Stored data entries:
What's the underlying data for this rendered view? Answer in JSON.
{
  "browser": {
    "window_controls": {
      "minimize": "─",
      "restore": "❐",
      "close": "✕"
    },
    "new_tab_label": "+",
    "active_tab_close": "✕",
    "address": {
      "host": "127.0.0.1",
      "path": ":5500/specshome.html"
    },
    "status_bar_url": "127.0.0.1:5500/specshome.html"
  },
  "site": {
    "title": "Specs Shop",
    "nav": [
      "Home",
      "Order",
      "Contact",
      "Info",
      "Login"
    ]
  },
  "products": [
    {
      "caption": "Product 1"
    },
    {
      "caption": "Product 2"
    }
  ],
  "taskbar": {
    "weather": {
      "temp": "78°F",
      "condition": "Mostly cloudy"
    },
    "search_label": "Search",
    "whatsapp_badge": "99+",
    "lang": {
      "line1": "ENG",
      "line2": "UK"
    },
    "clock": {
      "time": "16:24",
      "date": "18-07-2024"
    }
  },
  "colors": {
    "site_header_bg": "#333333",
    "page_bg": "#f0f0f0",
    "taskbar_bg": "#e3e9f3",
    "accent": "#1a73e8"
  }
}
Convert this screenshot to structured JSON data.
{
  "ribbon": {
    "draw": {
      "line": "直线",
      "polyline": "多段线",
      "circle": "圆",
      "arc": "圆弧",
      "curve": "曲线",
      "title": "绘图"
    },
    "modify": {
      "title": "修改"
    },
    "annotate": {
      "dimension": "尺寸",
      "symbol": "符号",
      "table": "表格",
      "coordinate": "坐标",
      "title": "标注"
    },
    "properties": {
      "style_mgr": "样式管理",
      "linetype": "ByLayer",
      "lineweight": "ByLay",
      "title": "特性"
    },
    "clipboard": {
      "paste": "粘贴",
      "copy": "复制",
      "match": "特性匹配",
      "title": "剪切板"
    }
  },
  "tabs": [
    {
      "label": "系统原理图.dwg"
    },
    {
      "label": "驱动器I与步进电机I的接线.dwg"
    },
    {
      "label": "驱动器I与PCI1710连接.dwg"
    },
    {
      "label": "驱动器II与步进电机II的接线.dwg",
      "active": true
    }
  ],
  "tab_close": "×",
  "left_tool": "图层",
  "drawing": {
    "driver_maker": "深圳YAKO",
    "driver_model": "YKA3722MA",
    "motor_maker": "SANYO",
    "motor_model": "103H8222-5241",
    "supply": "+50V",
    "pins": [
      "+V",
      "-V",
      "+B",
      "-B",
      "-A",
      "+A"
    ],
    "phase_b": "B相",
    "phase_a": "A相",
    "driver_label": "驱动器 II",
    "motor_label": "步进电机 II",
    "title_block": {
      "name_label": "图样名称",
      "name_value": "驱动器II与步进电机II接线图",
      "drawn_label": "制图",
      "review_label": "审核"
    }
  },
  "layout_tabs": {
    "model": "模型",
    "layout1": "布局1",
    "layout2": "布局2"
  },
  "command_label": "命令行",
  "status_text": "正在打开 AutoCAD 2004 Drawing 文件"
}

#### [PROBLEM REQUIREMENTS]
Pull out all lines from the entries above in which the word "JSON" appears.

#### [EXERCISE SOLUTION]
What's the underlying data for this rendered view? Answer in JSON.
Convert this screenshot to structured JSON data.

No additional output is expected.